--- START ---
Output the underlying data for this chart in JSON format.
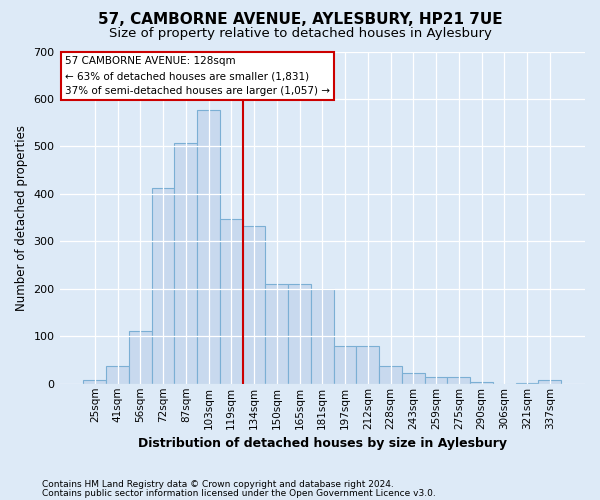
{
  "title": "57, CAMBORNE AVENUE, AYLESBURY, HP21 7UE",
  "subtitle": "Size of property relative to detached houses in Aylesbury",
  "xlabel": "Distribution of detached houses by size in Aylesbury",
  "ylabel": "Number of detached properties",
  "categories": [
    "25sqm",
    "41sqm",
    "56sqm",
    "72sqm",
    "87sqm",
    "103sqm",
    "119sqm",
    "134sqm",
    "150sqm",
    "165sqm",
    "181sqm",
    "197sqm",
    "212sqm",
    "228sqm",
    "243sqm",
    "259sqm",
    "275sqm",
    "290sqm",
    "306sqm",
    "321sqm",
    "337sqm"
  ],
  "values": [
    8,
    38,
    112,
    413,
    507,
    577,
    347,
    333,
    211,
    210,
    200,
    79,
    79,
    38,
    22,
    14,
    14,
    4,
    0,
    2,
    7
  ],
  "bar_color": "#c8d9ee",
  "bar_edge_color": "#7bafd4",
  "annotation_title": "57 CAMBORNE AVENUE: 128sqm",
  "annotation_line1": "← 63% of detached houses are smaller (1,831)",
  "annotation_line2": "37% of semi-detached houses are larger (1,057) →",
  "annotation_box_color": "#ffffff",
  "annotation_box_edge": "#cc0000",
  "marker_line_color": "#cc0000",
  "footer1": "Contains HM Land Registry data © Crown copyright and database right 2024.",
  "footer2": "Contains public sector information licensed under the Open Government Licence v3.0.",
  "bg_color": "#ddeaf7",
  "plot_bg_color": "#ddeaf7",
  "ylim": [
    0,
    700
  ],
  "yticks": [
    0,
    100,
    200,
    300,
    400,
    500,
    600,
    700
  ],
  "grid_color": "#ffffff",
  "title_fontsize": 11,
  "subtitle_fontsize": 9.5,
  "ylabel_fontsize": 8.5,
  "xlabel_fontsize": 9,
  "tick_fontsize": 7.5,
  "footer_fontsize": 6.5
}
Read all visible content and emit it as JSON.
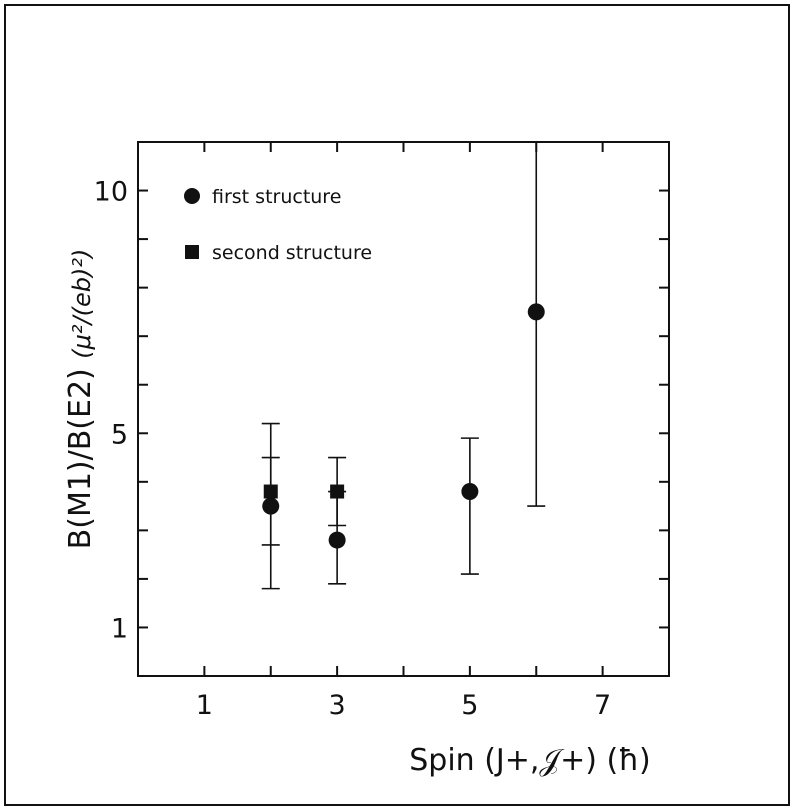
--- END ---
▶ Work instructions
Filter the entries above down to the lines containing the word "CAMBORNE".

▶ Result below
  "title": "57, CAMBORNE AVENUE, AYLESBURY, HP21 7UE",
  "annotation_title": "57 CAMBORNE AVENUE: 128sqm",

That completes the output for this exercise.